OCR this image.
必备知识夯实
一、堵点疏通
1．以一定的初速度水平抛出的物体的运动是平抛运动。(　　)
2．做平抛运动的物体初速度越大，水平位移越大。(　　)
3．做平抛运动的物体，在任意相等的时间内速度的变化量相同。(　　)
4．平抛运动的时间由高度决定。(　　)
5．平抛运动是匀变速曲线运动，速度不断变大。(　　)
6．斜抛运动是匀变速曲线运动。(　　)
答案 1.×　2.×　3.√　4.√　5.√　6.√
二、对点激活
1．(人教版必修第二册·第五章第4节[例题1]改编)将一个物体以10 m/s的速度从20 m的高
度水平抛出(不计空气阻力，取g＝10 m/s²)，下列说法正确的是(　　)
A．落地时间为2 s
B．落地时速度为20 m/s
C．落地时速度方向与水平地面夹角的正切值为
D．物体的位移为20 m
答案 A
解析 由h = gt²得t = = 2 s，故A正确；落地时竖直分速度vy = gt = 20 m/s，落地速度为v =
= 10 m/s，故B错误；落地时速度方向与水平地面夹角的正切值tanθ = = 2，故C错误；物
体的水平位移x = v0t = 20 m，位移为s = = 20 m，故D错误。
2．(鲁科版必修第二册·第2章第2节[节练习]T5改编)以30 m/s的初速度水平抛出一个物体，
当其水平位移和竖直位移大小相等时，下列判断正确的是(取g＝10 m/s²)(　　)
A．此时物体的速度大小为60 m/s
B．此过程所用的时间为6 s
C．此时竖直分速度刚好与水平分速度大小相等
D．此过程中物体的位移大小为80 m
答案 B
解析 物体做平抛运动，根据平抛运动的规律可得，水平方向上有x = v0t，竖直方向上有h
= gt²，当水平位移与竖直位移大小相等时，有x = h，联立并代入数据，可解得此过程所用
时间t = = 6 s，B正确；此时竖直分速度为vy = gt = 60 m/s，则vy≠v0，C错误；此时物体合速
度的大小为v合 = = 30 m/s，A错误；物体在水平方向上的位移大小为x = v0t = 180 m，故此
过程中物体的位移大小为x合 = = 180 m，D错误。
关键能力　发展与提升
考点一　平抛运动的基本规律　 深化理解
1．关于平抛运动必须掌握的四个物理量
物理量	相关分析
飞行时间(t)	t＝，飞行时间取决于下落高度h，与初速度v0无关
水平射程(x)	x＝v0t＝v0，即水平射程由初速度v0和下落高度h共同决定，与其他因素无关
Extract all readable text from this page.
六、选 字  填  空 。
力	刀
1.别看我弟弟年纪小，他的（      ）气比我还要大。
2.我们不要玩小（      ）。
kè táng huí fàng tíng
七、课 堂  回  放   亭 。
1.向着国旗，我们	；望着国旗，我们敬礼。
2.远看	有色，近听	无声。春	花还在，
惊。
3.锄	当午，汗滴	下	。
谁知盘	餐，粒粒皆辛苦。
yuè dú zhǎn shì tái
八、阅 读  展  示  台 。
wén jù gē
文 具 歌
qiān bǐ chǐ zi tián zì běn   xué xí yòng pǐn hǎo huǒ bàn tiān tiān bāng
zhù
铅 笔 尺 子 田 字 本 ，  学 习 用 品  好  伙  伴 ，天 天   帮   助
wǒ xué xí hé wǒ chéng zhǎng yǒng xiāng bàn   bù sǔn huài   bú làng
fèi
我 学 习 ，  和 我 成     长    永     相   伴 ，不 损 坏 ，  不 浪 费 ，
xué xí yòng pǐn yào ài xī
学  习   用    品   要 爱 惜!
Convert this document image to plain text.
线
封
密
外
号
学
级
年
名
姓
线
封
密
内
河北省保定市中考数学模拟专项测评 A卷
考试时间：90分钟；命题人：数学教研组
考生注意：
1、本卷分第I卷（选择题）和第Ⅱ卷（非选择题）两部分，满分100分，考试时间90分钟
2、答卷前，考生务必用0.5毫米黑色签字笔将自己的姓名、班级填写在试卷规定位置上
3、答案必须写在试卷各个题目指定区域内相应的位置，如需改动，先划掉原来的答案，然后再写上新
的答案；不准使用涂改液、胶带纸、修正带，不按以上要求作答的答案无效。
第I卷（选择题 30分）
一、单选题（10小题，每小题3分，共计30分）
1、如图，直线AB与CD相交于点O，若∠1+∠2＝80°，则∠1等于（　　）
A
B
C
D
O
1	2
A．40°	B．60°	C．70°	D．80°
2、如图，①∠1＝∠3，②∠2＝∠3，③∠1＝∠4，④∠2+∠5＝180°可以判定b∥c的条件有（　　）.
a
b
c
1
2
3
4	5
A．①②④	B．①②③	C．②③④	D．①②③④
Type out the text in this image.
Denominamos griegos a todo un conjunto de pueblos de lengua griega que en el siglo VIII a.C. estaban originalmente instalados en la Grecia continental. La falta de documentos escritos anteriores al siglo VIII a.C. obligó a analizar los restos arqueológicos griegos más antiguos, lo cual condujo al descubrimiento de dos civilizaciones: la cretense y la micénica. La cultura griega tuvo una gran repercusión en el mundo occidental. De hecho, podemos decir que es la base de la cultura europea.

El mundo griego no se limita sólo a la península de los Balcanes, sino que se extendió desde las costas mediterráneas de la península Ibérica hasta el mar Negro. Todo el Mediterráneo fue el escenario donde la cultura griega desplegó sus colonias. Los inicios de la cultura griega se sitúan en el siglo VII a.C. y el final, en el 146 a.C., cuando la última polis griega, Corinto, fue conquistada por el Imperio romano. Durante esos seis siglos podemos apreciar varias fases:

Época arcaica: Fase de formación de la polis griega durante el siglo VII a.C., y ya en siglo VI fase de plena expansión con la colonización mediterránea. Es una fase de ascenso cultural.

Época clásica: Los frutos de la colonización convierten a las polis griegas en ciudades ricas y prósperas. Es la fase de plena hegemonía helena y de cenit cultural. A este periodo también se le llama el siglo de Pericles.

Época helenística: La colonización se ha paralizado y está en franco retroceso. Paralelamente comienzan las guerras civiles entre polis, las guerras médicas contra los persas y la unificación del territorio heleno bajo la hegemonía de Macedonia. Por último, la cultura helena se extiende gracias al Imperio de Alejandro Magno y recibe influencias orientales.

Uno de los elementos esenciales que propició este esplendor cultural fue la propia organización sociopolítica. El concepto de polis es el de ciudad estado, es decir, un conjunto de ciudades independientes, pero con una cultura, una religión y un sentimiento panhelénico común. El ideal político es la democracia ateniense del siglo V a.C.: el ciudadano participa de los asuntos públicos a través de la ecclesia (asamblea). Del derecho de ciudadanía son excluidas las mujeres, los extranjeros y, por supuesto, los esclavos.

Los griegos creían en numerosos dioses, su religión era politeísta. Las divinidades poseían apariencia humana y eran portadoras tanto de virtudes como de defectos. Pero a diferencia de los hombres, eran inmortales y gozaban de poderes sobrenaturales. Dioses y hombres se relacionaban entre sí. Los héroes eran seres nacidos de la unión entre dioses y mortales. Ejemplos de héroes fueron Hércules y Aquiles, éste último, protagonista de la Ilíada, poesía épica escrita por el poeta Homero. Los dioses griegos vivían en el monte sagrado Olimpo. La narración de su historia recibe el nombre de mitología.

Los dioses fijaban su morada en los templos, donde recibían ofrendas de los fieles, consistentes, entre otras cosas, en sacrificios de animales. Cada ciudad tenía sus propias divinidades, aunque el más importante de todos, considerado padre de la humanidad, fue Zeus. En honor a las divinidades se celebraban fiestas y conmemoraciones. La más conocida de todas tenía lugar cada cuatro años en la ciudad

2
#####
## Problem
Copy out each line exactly.

## Solution below
OCR this image.
必备知识夯实
一、堵点疏通
1．以一定的初速度水平抛出的物体的运动是平抛运动。(　　)
2．做平抛运动的物体初速度越大，水平位移越大。(　　)
3．做平抛运动的物体，在任意相等的时间内速度的变化量相同。(　　)
4．平抛运动的时间由高度决定。(　　)
5．平抛运动是匀变速曲线运动，速度不断变大。(　　)
6．斜抛运动是匀变速曲线运动。(　　)
答案 1.×　2.×　3.√　4.√　5.√　6.√
二、对点激活
1．(人教版必修第二册·第五章第4节[例题1]改编)将一个物体以10 m/s的速度从20 m的高
度水平抛出(不计空气阻力，取g＝10 m/s²)，下列说法正确的是(　　)
A．落地时间为2 s
B．落地时速度为20 m/s
C．落地时速度方向与水平地面夹角的正切值为
D．物体的位移为20 m
答案 A
解析 由h = gt²得t = = 2 s，故A正确；落地时竖直分速度vy = gt = 20 m/s，落地速度为v =
= 10 m/s，故B错误；落地时速度方向与水平地面夹角的正切值tanθ = = 2，故C错误；物
体的水平位移x = v0t = 20 m，位移为s = = 20 m，故D错误。
2．(鲁科版必修第二册·第2章第2节[节练习]T5改编)以30 m/s的初速度水平抛出一个物体，
当其水平位移和竖直位移大小相等时，下列判断正确的是(取g＝10 m/s²)(　　)
A．此时物体的速度大小为60 m/s
B．此过程所用的时间为6 s
C．此时竖直分速度刚好与水平分速度大小相等
D．此过程中物体的位移大小为80 m
答案 B
解析 物体做平抛运动，根据平抛运动的规律可得，水平方向上有x = v0t，竖直方向上有h
= gt²，当水平位移与竖直位移大小相等时，有x = h，联立并代入数据，可解得此过程所用
时间t = = 6 s，B正确；此时竖直分速度为vy = gt = 60 m/s，则vy≠v0，C错误；此时物体合速
度的大小为v合 = = 30 m/s，A错误；物体在水平方向上的位移大小为x = v0t = 180 m，故此
过程中物体的位移大小为x合 = = 180 m，D错误。
关键能力　发展与提升
考点一　平抛运动的基本规律　 深化理解
1．关于平抛运动必须掌握的四个物理量
物理量	相关分析
飞行时间(t)	t＝，飞行时间取决于下落高度h，与初速度v0无关
水平射程(x)	x＝v0t＝v0，即水平射程由初速度v0和下落高度h共同决定，与其他因素无关
Extract all readable text from this page.
六、选 字  填  空 。
力	刀
1.别看我弟弟年纪小，他的（      ）气比我还要大。
2.我们不要玩小（      ）。
kè táng huí fàng tíng
七、课 堂  回  放   亭 。
1.向着国旗，我们	；望着国旗，我们敬礼。
2.远看	有色，近听	无声。春	花还在，
惊。
3.锄	当午，汗滴	下	。
谁知盘	餐，粒粒皆辛苦。
yuè dú zhǎn shì tái
八、阅 读  展  示  台 。
wén jù gē
文 具 歌
qiān bǐ chǐ zi tián zì běn   xué xí yòng pǐn hǎo huǒ bàn tiān tiān bāng
zhù
铅 笔 尺 子 田 字 本 ，  学 习 用 品  好  伙  伴 ，天 天   帮   助
wǒ xué xí hé wǒ chéng zhǎng yǒng xiāng bàn   bù sǔn huài   bú làng
fèi
我 学 习 ，  和 我 成     长    永     相   伴 ，不 损 坏 ，  不 浪 费 ，
xué xí yòng pǐn yào ài xī
学  习   用    品   要 爱 惜!
Convert this document image to plain text.
线
封
密
外
号
学
级
年
名
姓
线
封
密
内
河北省保定市中考数学模拟专项测评 A卷
考试时间：90分钟；命题人：数学教研组
考生注意：
1、本卷分第I卷（选择题）和第Ⅱ卷（非选择题）两部分，满分100分，考试时间90分钟
2、答卷前，考生务必用0.5毫米黑色签字笔将自己的姓名、班级填写在试卷规定位置上
3、答案必须写在试卷各个题目指定区域内相应的位置，如需改动，先划掉原来的答案，然后再写上新
的答案；不准使用涂改液、胶带纸、修正带，不按以上要求作答的答案无效。
第I卷（选择题 30分）
一、单选题（10小题，每小题3分，共计30分）
1、如图，直线AB与CD相交于点O，若∠1+∠2＝80°，则∠1等于（　　）
A
B
C
D
O
1	2
A．40°	B．60°	C．70°	D．80°
2、如图，①∠1＝∠3，②∠2＝∠3，③∠1＝∠4，④∠2+∠5＝180°可以判定b∥c的条件有（　　）.
a
b
c
1
2
3
4	5
A．①②④	B．①②③	C．②③④	D．①②③④
Type out the text in this image.
Denominamos griegos a todo un conjunto de pueblos de lengua griega que en el siglo VIII a.C. estaban originalmente instalados en la Grecia continental. La falta de documentos escritos anteriores al siglo VIII a.C. obligó a analizar los restos arqueológicos griegos más antiguos, lo cual condujo al descubrimiento de dos civilizaciones: la cretense y la micénica. La cultura griega tuvo una gran repercusión en el mundo occidental. De hecho, podemos decir que es la base de la cultura europea.

El mundo griego no se limita sólo a la península de los Balcanes, sino que se extendió desde las costas mediterráneas de la península Ibérica hasta el mar Negro. Todo el Mediterráneo fue el escenario donde la cultura griega desplegó sus colonias. Los inicios de la cultura griega se sitúan en el siglo VII a.C. y el final, en el 146 a.C., cuando la última polis griega, Corinto, fue conquistada por el Imperio romano. Durante esos seis siglos podemos apreciar varias fases:

Época arcaica: Fase de formación de la polis griega durante el siglo VII a.C., y ya en siglo VI fase de plena expansión con la colonización mediterránea. Es una fase de ascenso cultural.

Época clásica: Los frutos de la colonización convierten a las polis griegas en ciudades ricas y prósperas. Es la fase de plena hegemonía helena y de cenit cultural. A este periodo también se le llama el siglo de Pericles.

Época helenística: La colonización se ha paralizado y está en franco retroceso. Paralelamente comienzan las guerras civiles entre polis, las guerras médicas contra los persas y la unificación del territorio heleno bajo la hegemonía de Macedonia. Por último, la cultura helena se extiende gracias al Imperio de Alejandro Magno y recibe influencias orientales.

Uno de los elementos esenciales que propició este esplendor cultural fue la propia organización sociopolítica. El concepto de polis es el de ciudad estado, es decir, un conjunto de ciudades independientes, pero con una cultura, una religión y un sentimiento panhelénico común. El ideal político es la democracia ateniense del siglo V a.C.: el ciudadano participa de los asuntos públicos a través de la ecclesia (asamblea). Del derecho de ciudadanía son excluidas las mujeres, los extranjeros y, por supuesto, los esclavos.

Los griegos creían en numerosos dioses, su religión era politeísta. Las divinidades poseían apariencia humana y eran portadoras tanto de virtudes como de defectos. Pero a diferencia de los hombres, eran inmortales y gozaban de poderes sobrenaturales. Dioses y hombres se relacionaban entre sí. Los héroes eran seres nacidos de la unión entre dioses y mortales. Ejemplos de héroes fueron Hércules y Aquiles, éste último, protagonista de la Ilíada, poesía épica escrita por el poeta Homero. Los dioses griegos vivían en el monte sagrado Olimpo. La narración de su historia recibe el nombre de mitología.

Los dioses fijaban su morada en los templos, donde recibían ofrendas de los fieles, consistentes, entre otras cosas, en sacrificios de animales. Cada ciudad tenía sus propias divinidades, aunque el más importante de todos, considerado padre de la humanidad, fue Zeus. En honor a las divinidades se celebraban fiestas y conmemoraciones. La más conocida de todas tenía lugar cada cuatro años en la ciudad

2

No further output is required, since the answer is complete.